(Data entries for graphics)
[start]
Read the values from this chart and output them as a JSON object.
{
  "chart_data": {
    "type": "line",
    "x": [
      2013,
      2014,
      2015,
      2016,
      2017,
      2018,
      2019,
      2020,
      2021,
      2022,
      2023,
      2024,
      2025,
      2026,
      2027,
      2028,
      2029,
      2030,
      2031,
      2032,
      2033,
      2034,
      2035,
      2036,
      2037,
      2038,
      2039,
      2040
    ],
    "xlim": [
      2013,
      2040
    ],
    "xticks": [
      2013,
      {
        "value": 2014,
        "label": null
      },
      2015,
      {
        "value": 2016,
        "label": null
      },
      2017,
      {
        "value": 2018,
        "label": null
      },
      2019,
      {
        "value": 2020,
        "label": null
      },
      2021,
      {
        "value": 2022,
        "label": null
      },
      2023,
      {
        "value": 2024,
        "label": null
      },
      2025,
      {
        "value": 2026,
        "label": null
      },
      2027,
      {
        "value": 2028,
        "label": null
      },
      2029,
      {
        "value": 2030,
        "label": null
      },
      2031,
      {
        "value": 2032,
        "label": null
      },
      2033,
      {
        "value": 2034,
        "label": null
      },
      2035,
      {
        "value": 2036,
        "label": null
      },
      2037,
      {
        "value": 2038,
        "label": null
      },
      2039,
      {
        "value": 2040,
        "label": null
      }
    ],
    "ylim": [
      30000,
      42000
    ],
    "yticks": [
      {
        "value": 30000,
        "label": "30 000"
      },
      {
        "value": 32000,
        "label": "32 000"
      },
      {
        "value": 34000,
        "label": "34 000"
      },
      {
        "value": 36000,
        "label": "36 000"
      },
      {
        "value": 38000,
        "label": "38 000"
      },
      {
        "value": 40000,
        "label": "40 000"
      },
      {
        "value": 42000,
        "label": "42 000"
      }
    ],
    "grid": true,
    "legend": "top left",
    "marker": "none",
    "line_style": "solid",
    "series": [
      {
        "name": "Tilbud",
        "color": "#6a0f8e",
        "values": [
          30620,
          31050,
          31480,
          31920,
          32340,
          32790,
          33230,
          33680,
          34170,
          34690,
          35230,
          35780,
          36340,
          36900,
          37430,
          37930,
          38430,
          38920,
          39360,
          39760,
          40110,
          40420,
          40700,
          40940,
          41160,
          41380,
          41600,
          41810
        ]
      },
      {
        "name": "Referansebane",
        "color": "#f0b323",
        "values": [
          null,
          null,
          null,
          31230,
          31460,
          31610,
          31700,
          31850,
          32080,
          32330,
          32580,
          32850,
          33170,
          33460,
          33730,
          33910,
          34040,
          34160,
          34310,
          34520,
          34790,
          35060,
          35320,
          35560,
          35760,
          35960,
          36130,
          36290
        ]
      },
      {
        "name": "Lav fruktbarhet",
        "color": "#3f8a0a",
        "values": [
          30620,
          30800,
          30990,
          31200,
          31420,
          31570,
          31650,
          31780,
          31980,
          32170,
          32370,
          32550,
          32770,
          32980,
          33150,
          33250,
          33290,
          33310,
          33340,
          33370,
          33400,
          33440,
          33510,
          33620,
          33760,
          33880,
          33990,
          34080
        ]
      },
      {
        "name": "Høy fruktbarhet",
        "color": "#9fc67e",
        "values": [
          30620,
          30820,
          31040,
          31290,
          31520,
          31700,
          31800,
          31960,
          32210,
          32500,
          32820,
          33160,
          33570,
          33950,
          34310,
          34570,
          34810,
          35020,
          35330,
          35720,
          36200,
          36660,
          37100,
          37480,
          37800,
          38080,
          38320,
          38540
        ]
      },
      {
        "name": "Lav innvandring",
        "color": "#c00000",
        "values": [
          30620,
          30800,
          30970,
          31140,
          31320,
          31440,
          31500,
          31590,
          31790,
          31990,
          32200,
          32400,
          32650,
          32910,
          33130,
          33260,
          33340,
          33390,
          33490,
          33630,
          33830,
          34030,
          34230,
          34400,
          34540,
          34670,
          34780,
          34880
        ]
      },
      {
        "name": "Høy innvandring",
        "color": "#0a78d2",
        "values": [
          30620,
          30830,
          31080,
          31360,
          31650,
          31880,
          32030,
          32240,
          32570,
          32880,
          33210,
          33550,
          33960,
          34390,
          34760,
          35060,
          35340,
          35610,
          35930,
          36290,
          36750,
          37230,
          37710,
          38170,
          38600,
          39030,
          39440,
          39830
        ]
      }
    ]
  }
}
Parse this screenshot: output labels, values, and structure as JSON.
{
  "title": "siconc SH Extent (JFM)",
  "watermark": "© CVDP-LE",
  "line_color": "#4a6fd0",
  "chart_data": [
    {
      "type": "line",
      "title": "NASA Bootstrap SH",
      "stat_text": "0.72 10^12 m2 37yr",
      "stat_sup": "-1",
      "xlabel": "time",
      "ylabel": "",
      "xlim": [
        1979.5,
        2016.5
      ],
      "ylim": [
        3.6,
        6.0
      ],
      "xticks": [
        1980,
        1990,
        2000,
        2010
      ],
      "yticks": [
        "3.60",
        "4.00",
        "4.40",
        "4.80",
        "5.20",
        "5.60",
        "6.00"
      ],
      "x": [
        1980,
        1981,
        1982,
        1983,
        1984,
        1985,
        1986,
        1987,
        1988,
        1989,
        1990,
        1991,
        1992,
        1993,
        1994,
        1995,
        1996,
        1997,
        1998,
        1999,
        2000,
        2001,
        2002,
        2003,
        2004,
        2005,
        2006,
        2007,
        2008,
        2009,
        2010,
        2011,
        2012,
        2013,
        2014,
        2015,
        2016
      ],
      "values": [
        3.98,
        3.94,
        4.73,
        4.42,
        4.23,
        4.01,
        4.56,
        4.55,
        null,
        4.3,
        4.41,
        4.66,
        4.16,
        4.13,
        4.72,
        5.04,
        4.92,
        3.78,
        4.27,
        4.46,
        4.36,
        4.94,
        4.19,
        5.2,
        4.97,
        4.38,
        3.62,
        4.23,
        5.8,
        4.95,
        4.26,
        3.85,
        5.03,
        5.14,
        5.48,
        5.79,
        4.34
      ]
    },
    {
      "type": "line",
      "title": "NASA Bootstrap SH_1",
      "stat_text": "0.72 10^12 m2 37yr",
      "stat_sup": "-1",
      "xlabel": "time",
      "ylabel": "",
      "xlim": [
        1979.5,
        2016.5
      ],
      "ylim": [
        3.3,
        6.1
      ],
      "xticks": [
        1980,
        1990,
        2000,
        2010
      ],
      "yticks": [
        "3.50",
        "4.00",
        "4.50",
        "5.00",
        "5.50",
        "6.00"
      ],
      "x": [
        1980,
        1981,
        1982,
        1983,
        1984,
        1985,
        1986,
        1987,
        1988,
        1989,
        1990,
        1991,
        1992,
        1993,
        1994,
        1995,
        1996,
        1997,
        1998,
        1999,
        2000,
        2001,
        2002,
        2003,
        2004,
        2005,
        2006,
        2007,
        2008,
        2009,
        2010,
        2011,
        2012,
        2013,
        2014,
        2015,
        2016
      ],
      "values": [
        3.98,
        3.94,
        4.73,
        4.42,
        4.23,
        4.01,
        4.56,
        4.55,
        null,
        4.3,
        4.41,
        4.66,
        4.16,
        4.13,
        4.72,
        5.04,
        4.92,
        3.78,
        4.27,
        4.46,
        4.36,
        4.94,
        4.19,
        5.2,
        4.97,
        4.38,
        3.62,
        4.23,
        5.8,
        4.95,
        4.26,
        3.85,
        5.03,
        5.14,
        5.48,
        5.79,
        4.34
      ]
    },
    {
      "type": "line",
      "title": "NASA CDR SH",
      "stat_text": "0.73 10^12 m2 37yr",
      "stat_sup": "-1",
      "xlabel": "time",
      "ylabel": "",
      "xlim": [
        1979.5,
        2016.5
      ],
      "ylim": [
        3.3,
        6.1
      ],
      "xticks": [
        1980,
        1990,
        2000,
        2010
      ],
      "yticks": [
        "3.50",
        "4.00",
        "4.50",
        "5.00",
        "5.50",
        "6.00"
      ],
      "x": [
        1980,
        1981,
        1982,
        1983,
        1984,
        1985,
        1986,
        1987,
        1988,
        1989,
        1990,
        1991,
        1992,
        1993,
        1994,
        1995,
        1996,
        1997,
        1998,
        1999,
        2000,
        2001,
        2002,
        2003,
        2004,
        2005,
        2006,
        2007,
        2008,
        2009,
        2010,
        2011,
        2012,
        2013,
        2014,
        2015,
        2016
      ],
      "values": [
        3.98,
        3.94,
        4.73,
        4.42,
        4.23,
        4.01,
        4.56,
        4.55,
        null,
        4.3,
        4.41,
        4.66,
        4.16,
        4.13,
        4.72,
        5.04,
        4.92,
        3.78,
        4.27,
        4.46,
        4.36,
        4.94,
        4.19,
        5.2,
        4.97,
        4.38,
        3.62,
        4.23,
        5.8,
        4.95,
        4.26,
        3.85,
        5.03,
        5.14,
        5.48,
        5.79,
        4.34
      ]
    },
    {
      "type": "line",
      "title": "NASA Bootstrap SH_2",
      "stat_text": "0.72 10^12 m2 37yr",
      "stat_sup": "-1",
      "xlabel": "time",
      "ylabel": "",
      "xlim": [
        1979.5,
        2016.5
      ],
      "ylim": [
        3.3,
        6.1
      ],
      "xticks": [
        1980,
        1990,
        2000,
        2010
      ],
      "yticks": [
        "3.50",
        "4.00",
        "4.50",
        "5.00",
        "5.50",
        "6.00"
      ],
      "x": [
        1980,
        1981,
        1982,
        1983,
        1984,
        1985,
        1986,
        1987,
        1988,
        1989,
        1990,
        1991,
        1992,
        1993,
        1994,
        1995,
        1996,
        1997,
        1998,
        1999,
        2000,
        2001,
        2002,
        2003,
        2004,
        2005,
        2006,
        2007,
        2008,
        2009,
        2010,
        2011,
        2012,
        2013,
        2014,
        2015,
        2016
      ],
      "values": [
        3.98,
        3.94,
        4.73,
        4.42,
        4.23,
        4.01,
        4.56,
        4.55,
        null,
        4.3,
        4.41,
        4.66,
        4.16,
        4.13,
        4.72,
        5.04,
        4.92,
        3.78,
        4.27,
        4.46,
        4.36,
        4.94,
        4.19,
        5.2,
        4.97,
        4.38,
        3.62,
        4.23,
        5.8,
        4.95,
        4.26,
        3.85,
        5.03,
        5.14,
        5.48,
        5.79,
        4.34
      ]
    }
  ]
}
[end]
- [What is expected]: Among the lines of the data above, count those holding "this" and state only the number.

- [Response]: 2